Chapter 7


Chapter 7


Learn the differences between Software-defined wide area networks (SD-WAN) and Multiprotocol Label Switching (MPLS) protocol in supporting your multi-site connectivity. In this article, we provide tabular side-by-side comparison, and explain the pros, cons and benefits of each solution.


This article is meant to help the network administrators faced with a decision to choose between MPLS and SD-WAN to connect remote office or data center locations. We begin with an overview of each before we compare the pros and cons of each service and help you select the technology that is right for your needs and budget. Let us start with some background information.

In the second half of the 2010s, “software-defined” architectures led to several major changes in the networking industry. In simple terms, “software-defined” refers to the virtualization and programmatic configuration of network infrastructure, which can greatly improve network performance, agility, and monitoring capabilities.

Software-defined separates the control plane management of network devices from the data plane (also called underlay) that forwards network traffic. The control plane consists of controllers (the name varies based on the vendor) that have a complete view of the network and can program the underlay network devices.

Software-defined networking creates a software overlay network that abstracts away the underlying hardware used to transport traffic between endpoints. There are multiple applications for the software-defined technology in the network space:

  • Software-defined networking (SDN) - Used to reduce costs and increase the agility of LAN connectivity by abstracting the hardware layer.
  • Software-defined mobile network (SDMN) - Used to transform mobile networks.
  • Software-defined local area network (SD-LAN) -  Used to enable policy-driven architectures for wired and wi-fi networks.
  • Software-defined data center (SDDC) - Used to allow virtualization of the network, CPU, storage, and security to be provided as a service.
  • Software-defined wide area network (SD-WAN) - Used to reduce the costs and increase the agility of WAN connectivity by abstracting the hardware layer.

The last technology in the list, SD-WAN, has begun to displace the once-dominant Multi-protocol Label Switching (MPLS) as the go-to WAN connectivity solution for many organizations. However, MPLS is far from a thing of the past, and in some cases, SD-WAN and MPLS can be used in tandem.

To help you better understand the modern WAN landscape and decide which solution is right for you, this article explores the pros and cons of MPLS and SD-WAN. But before we get too far, let’s take a high-level look at how the two stack up:

Reliability Very reliable. Dedicated links from carriers. Very reliable. Simple to configure failover and use multiple underlays, including MPLS.
Security Generally secure. Links are dedicated/private. Encrypting traffic is still recommended. Generally secure. Some solutions include built-in security features.
Performance The most reliable performance Equivalent performance but with fewer guarantees
Cost Expensive. Less expensive than MPLS for equivalent performance and reliability.
Time to deploy Can take weeks/months to provision. Software-defined nature and flexibility in underlays make deployment time much faster (often less than one day).
Transport independence MPLS lines are inherently dedicated lines. Complete flexibility in the underlay transport method.
Application steering policies Limited flexibility, may need to use additional appliances. Built-in to SD-WAN control plane.
Adoption Widely adopted. Mature technology. Adoption is growing and SD-WAN is becoming common. Not as mature as MPLS.

What is MPLS?

MPLS is a routing technique that is based on simple labels and operates “between” Layer 2 and Layer 3 of the OSI (open systems interconnection) Model.

GIVEN INFORMATION:

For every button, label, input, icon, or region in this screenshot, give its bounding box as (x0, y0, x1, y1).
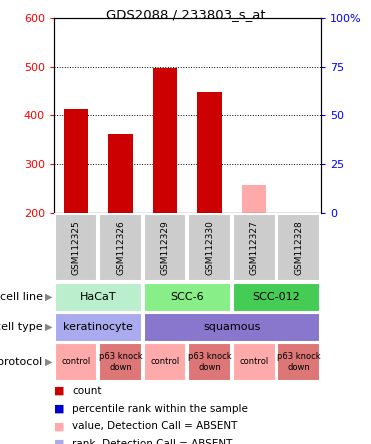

INSTRUCTION: Write out the part of the SD-WAN and MPLS article that runs from "Time to deploy" up to and including "systems interconnection) Model.", word for word.

RESULT FOR THIS EXERCISE:
Time to deploy Can take weeks/months to provision. Software-defined nature and flexibility in underlays make deployment time much faster (often less than one day).
Transport independence MPLS lines are inherently dedicated lines. Complete flexibility in the underlay transport method.
Application steering policies Limited flexibility, may need to use additional appliances. Built-in to SD-WAN control plane.
Adoption Widely adopted. Mature technology. Adoption is growing and SD-WAN is becoming common. Not as mature as MPLS.

What is MPLS?

MPLS is a routing technique that is based on simple labels and operates “between” Layer 2 and Layer 3 of the OSI (open systems interconnection) Model.